Set task:
Extract all of the lines below verbatim, omitting the pictures from your answer.

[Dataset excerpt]
-- BEGIN --

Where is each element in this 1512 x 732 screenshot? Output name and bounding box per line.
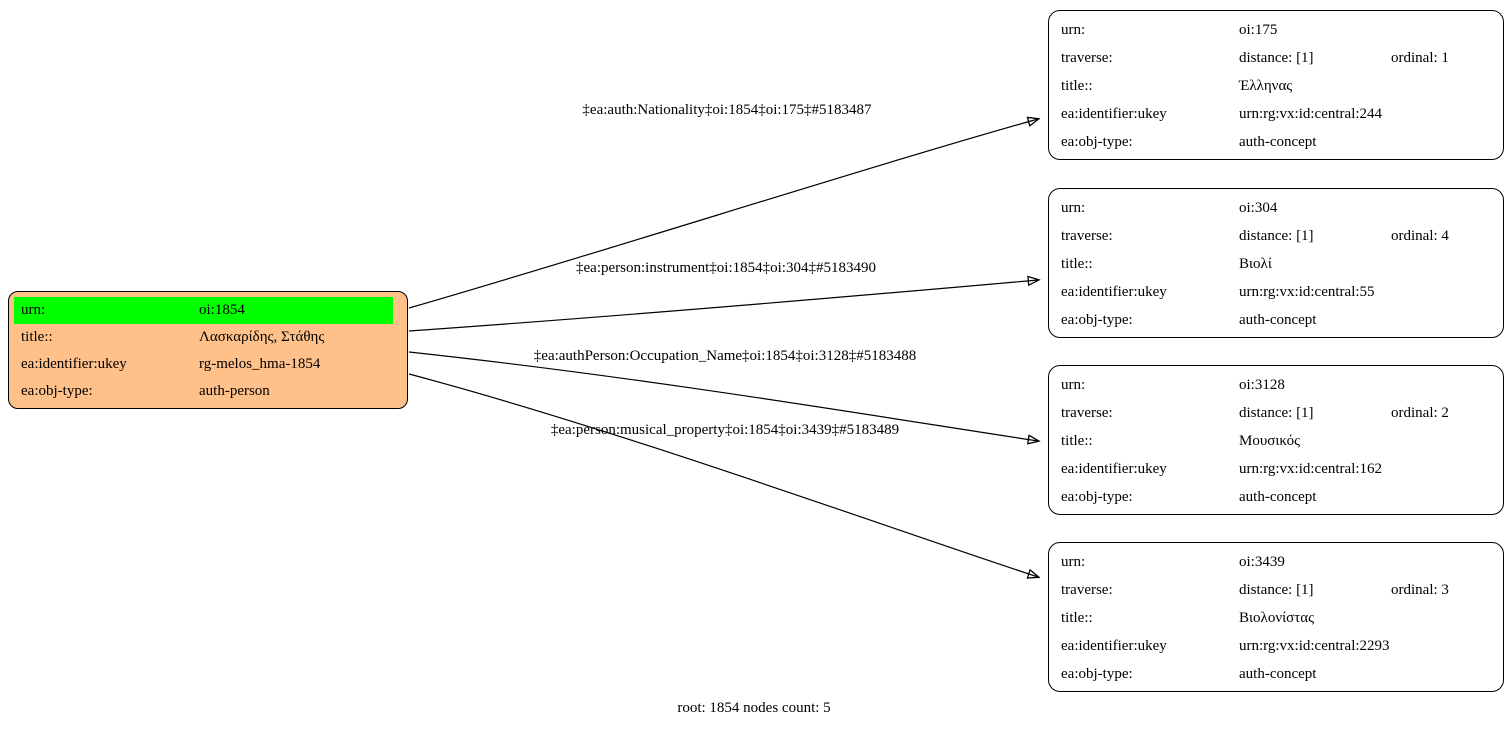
node-row-urn: urn: oi:3439 xyxy=(1061,548,1491,576)
field-value: Βιολί xyxy=(1239,256,1272,272)
node-row-traverse: traverse: distance: [1] ordinal: 2 xyxy=(1061,399,1491,427)
node-oi-175: urn: oi:175 traverse: distance: [1] ordi… xyxy=(1048,10,1504,160)
field-key: traverse: xyxy=(1061,582,1113,598)
node-row-traverse: traverse: distance: [1] ordinal: 3 xyxy=(1061,576,1491,604)
node-row-title: title:: Βιολονίστας xyxy=(1061,604,1491,632)
field-value: distance: [1] xyxy=(1239,50,1314,66)
node-oi-3439: urn: oi:3439 traverse: distance: [1] ord… xyxy=(1048,542,1504,692)
field-key: title:: xyxy=(1061,78,1093,94)
field-value: auth-concept xyxy=(1239,489,1317,505)
node-row-identifier: ea:identifier:ukey urn:rg:vx:id:central:… xyxy=(1061,455,1491,483)
root-row-urn: urn: oi:1854 xyxy=(14,297,393,324)
field-key: title:: xyxy=(21,329,53,345)
field-value: rg-melos_hma-1854 xyxy=(199,356,321,372)
field-key: ea:obj-type: xyxy=(1061,666,1133,682)
field-value: oi:1854 xyxy=(199,302,245,318)
field-key: title:: xyxy=(1061,256,1093,272)
edge-musical-property xyxy=(408,373,1038,577)
field-key: urn: xyxy=(21,302,46,318)
field-value: urn:rg:vx:id:central:162 xyxy=(1239,461,1383,477)
field-value: auth-person xyxy=(199,383,270,399)
edge-occupation-name xyxy=(408,351,1038,441)
field-key: urn: xyxy=(1061,554,1086,570)
root-node-oi-1854: urn: oi:1854 title:: Λασκαρίδης, Στάθης … xyxy=(8,291,408,409)
edge-instrument xyxy=(408,280,1038,332)
edge-label-instrument: ‡ea:person:instrument‡oi:1854‡oi:304‡#51… xyxy=(576,260,876,276)
field-key: title:: xyxy=(1061,610,1093,626)
field-value: distance: [1] xyxy=(1239,582,1314,598)
field-key: urn: xyxy=(1061,22,1086,38)
field-key: traverse: xyxy=(1061,405,1113,421)
node-row-title: title:: Μουσικός xyxy=(1061,427,1491,455)
field-key: ea:identifier:ukey xyxy=(1061,284,1167,300)
field-value: oi:3439 xyxy=(1239,554,1285,570)
node-oi-3128: urn: oi:3128 traverse: distance: [1] ord… xyxy=(1048,365,1504,515)
field-value: auth-concept xyxy=(1239,666,1317,682)
field-value: urn:rg:vx:id:central:55 xyxy=(1239,284,1375,300)
edge-label-nationality: ‡ea:auth:Nationality‡oi:1854‡oi:175‡#518… xyxy=(582,102,872,118)
field-key: ea:obj-type: xyxy=(1061,134,1133,150)
root-row-obj-type: ea:obj-type: auth-person xyxy=(21,378,395,405)
field-key: ea:identifier:ukey xyxy=(1061,461,1167,477)
root-row-identifier: ea:identifier:ukey rg-melos_hma-1854 xyxy=(21,351,395,378)
field-key: title:: xyxy=(1061,433,1093,449)
field-value-ordinal: ordinal: 4 xyxy=(1391,228,1449,244)
field-value-ordinal: ordinal: 3 xyxy=(1391,582,1449,598)
field-key: urn: xyxy=(1061,377,1086,393)
graph-caption: root: 1854 nodes count: 5 xyxy=(677,700,831,716)
field-key: ea:identifier:ukey xyxy=(1061,106,1167,122)
node-row-obj-type: ea:obj-type: auth-concept xyxy=(1061,483,1491,511)
node-row-urn: urn: oi:175 xyxy=(1061,16,1491,44)
edge-nationality xyxy=(408,119,1038,309)
field-key: urn: xyxy=(1061,200,1086,216)
node-row-identifier: ea:identifier:ukey urn:rg:vx:id:central:… xyxy=(1061,632,1491,660)
field-key: ea:identifier:ukey xyxy=(1061,638,1167,654)
node-row-urn: urn: oi:304 xyxy=(1061,194,1491,222)
field-value: distance: [1] xyxy=(1239,405,1314,421)
node-row-identifier: ea:identifier:ukey urn:rg:vx:id:central:… xyxy=(1061,100,1491,128)
node-row-title: title:: Έλληνας xyxy=(1061,72,1491,100)
field-key: traverse: xyxy=(1061,50,1113,66)
node-row-urn: urn: oi:3128 xyxy=(1061,371,1491,399)
node-row-obj-type: ea:obj-type: auth-concept xyxy=(1061,306,1491,334)
node-row-traverse: traverse: distance: [1] ordinal: 1 xyxy=(1061,44,1491,72)
edge-label-musical-property: ‡ea:person:musical_property‡oi:1854‡oi:3… xyxy=(550,422,900,438)
node-row-obj-type: ea:obj-type: auth-concept xyxy=(1061,660,1491,688)
field-key: ea:obj-type: xyxy=(1061,489,1133,505)
field-key: traverse: xyxy=(1061,228,1113,244)
node-row-identifier: ea:identifier:ukey urn:rg:vx:id:central:… xyxy=(1061,278,1491,306)
node-oi-304: urn: oi:304 traverse: distance: [1] ordi… xyxy=(1048,188,1504,338)
field-value: auth-concept xyxy=(1239,134,1317,150)
field-value-ordinal: ordinal: 1 xyxy=(1391,50,1449,66)
field-value: oi:175 xyxy=(1239,22,1278,38)
field-key: ea:obj-type: xyxy=(1061,312,1133,328)
field-value: Έλληνας xyxy=(1239,78,1293,94)
edge-label-occupation-name: ‡ea:authPerson:Occupation_Name‡oi:1854‡o… xyxy=(533,348,917,364)
field-value: distance: [1] xyxy=(1239,228,1314,244)
field-key: ea:identifier:ukey xyxy=(21,356,127,372)
field-key: ea:obj-type: xyxy=(21,383,93,399)
field-value: Βιολονίστας xyxy=(1239,610,1315,626)
node-row-obj-type: ea:obj-type: auth-concept xyxy=(1061,128,1491,156)
field-value: Μουσικός xyxy=(1239,433,1301,449)
root-row-title: title:: Λασκαρίδης, Στάθης xyxy=(21,324,395,351)
field-value: urn:rg:vx:id:central:244 xyxy=(1239,106,1383,122)
field-value: oi:3128 xyxy=(1239,377,1285,393)
node-row-title: title:: Βιολί xyxy=(1061,250,1491,278)
field-value: auth-concept xyxy=(1239,312,1317,328)
field-value: Λασκαρίδης, Στάθης xyxy=(199,329,325,345)
field-value-ordinal: ordinal: 2 xyxy=(1391,405,1449,421)
field-value: oi:304 xyxy=(1239,200,1278,216)
node-row-traverse: traverse: distance: [1] ordinal: 4 xyxy=(1061,222,1491,250)
field-value: urn:rg:vx:id:central:2293 xyxy=(1239,638,1390,654)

-- END --

Solution to the exercise:
Where is each element in this 1512 x 732 screenshot? Output name and bounding box per line.
node-row-urn: urn: oi:3439 xyxy=(1061,548,1491,576)
field-value: Βιολί xyxy=(1239,256,1272,272)
node-row-traverse: traverse: distance: [1] ordinal: 2 xyxy=(1061,399,1491,427)
node-oi-175: urn: oi:175 traverse: distance: [1] ordi… xyxy=(1048,10,1504,160)
field-key: traverse: xyxy=(1061,582,1113,598)
node-row-traverse: traverse: distance: [1] ordinal: 3 xyxy=(1061,576,1491,604)
node-row-title: title:: Βιολονίστας xyxy=(1061,604,1491,632)
field-value: distance: [1] xyxy=(1239,50,1314,66)
node-oi-3439: urn: oi:3439 traverse: distance: [1] ord… xyxy=(1048,542,1504,692)
field-key: title:: xyxy=(1061,78,1093,94)
field-value: auth-concept xyxy=(1239,489,1317,505)
node-row-identifier: ea:identifier:ukey urn:rg:vx:id:central:… xyxy=(1061,455,1491,483)
root-row-urn: urn: oi:1854 xyxy=(14,297,393,324)
field-key: title:: xyxy=(21,329,53,345)
field-value: rg-melos_hma-1854 xyxy=(199,356,321,372)
field-key: ea:obj-type: xyxy=(1061,666,1133,682)
field-value: oi:1854 xyxy=(199,302,245,318)
field-key: title:: xyxy=(1061,256,1093,272)
edge-musical-property xyxy=(408,373,1038,577)
field-key: urn: xyxy=(21,302,46,318)
field-value: urn:rg:vx:id:central:162 xyxy=(1239,461,1383,477)
field-value: auth-person xyxy=(199,383,270,399)
edge-occupation-name xyxy=(408,351,1038,441)
field-key: urn: xyxy=(1061,554,1086,570)
root-node-oi-1854: urn: oi:1854 title:: Λασκαρίδης, Στάθης … xyxy=(8,291,408,409)
edge-instrument xyxy=(408,280,1038,332)
edge-label-instrument: ‡ea:person:instrument‡oi:1854‡oi:304‡#51… xyxy=(576,260,876,276)
field-key: title:: xyxy=(1061,610,1093,626)
field-value: distance: [1] xyxy=(1239,582,1314,598)
field-key: urn: xyxy=(1061,22,1086,38)
field-key: traverse: xyxy=(1061,405,1113,421)
node-row-title: title:: Μουσικός xyxy=(1061,427,1491,455)
field-key: ea:identifier:ukey xyxy=(1061,284,1167,300)
field-value: oi:3439 xyxy=(1239,554,1285,570)
node-oi-3128: urn: oi:3128 traverse: distance: [1] ord… xyxy=(1048,365,1504,515)
field-value: auth-concept xyxy=(1239,666,1317,682)
field-value: urn:rg:vx:id:central:55 xyxy=(1239,284,1375,300)
edge-label-nationality: ‡ea:auth:Nationality‡oi:1854‡oi:175‡#518… xyxy=(582,102,872,118)
field-key: ea:obj-type: xyxy=(1061,134,1133,150)
root-row-obj-type: ea:obj-type: auth-person xyxy=(21,378,395,405)
field-key: ea:identifier:ukey xyxy=(1061,461,1167,477)
root-row-identifier: ea:identifier:ukey rg-melos_hma-1854 xyxy=(21,351,395,378)
field-key: title:: xyxy=(1061,433,1093,449)
field-value-ordinal: ordinal: 4 xyxy=(1391,228,1449,244)
field-value-ordinal: ordinal: 3 xyxy=(1391,582,1449,598)
field-key: urn: xyxy=(1061,377,1086,393)
graph-caption: root: 1854 nodes count: 5 xyxy=(677,700,831,716)
field-key: ea:identifier:ukey xyxy=(1061,106,1167,122)
node-row-obj-type: ea:obj-type: auth-concept xyxy=(1061,483,1491,511)
node-row-urn: urn: oi:175 xyxy=(1061,16,1491,44)
edge-nationality xyxy=(408,119,1038,309)
field-key: urn: xyxy=(1061,200,1086,216)
node-row-identifier: ea:identifier:ukey urn:rg:vx:id:central:… xyxy=(1061,632,1491,660)
field-key: ea:identifier:ukey xyxy=(1061,638,1167,654)
node-row-urn: urn: oi:304 xyxy=(1061,194,1491,222)
field-value: distance: [1] xyxy=(1239,405,1314,421)
node-row-identifier: ea:identifier:ukey urn:rg:vx:id:central:… xyxy=(1061,100,1491,128)
node-row-title: title:: Έλληνας xyxy=(1061,72,1491,100)
field-key: traverse: xyxy=(1061,50,1113,66)
node-row-urn: urn: oi:3128 xyxy=(1061,371,1491,399)
node-row-obj-type: ea:obj-type: auth-concept xyxy=(1061,306,1491,334)
node-row-traverse: traverse: distance: [1] ordinal: 1 xyxy=(1061,44,1491,72)
edge-label-musical-property: ‡ea:person:musical_property‡oi:1854‡oi:3… xyxy=(550,422,900,438)
node-row-obj-type: ea:obj-type: auth-concept xyxy=(1061,660,1491,688)
field-key: ea:obj-type: xyxy=(1061,489,1133,505)
field-key: traverse: xyxy=(1061,228,1113,244)
node-row-identifier: ea:identifier:ukey urn:rg:vx:id:central:… xyxy=(1061,278,1491,306)
node-oi-304: urn: oi:304 traverse: distance: [1] ordi… xyxy=(1048,188,1504,338)
field-value: auth-concept xyxy=(1239,134,1317,150)
field-value-ordinal: ordinal: 1 xyxy=(1391,50,1449,66)
field-value: oi:175 xyxy=(1239,22,1278,38)
field-key: ea:obj-type: xyxy=(1061,312,1133,328)
field-value: Έλληνας xyxy=(1239,78,1293,94)
edge-label-occupation-name: ‡ea:authPerson:Occupation_Name‡oi:1854‡o… xyxy=(533,348,917,364)
field-value: distance: [1] xyxy=(1239,228,1314,244)
field-key: ea:identifier:ukey xyxy=(21,356,127,372)
field-key: ea:obj-type: xyxy=(21,383,93,399)
field-value: Βιολονίστας xyxy=(1239,610,1315,626)
node-row-obj-type: ea:obj-type: auth-concept xyxy=(1061,128,1491,156)
field-value: Μουσικός xyxy=(1239,433,1301,449)
root-row-title: title:: Λασκαρίδης, Στάθης xyxy=(21,324,395,351)
field-value: urn:rg:vx:id:central:244 xyxy=(1239,106,1383,122)
field-value: oi:3128 xyxy=(1239,377,1285,393)
node-row-title: title:: Βιολί xyxy=(1061,250,1491,278)
field-value: auth-concept xyxy=(1239,312,1317,328)
field-value: Λασκαρίδης, Στάθης xyxy=(199,329,325,345)
field-value-ordinal: ordinal: 2 xyxy=(1391,405,1449,421)
field-value: oi:304 xyxy=(1239,200,1278,216)
node-row-traverse: traverse: distance: [1] ordinal: 4 xyxy=(1061,222,1491,250)
field-value: urn:rg:vx:id:central:2293 xyxy=(1239,638,1390,654)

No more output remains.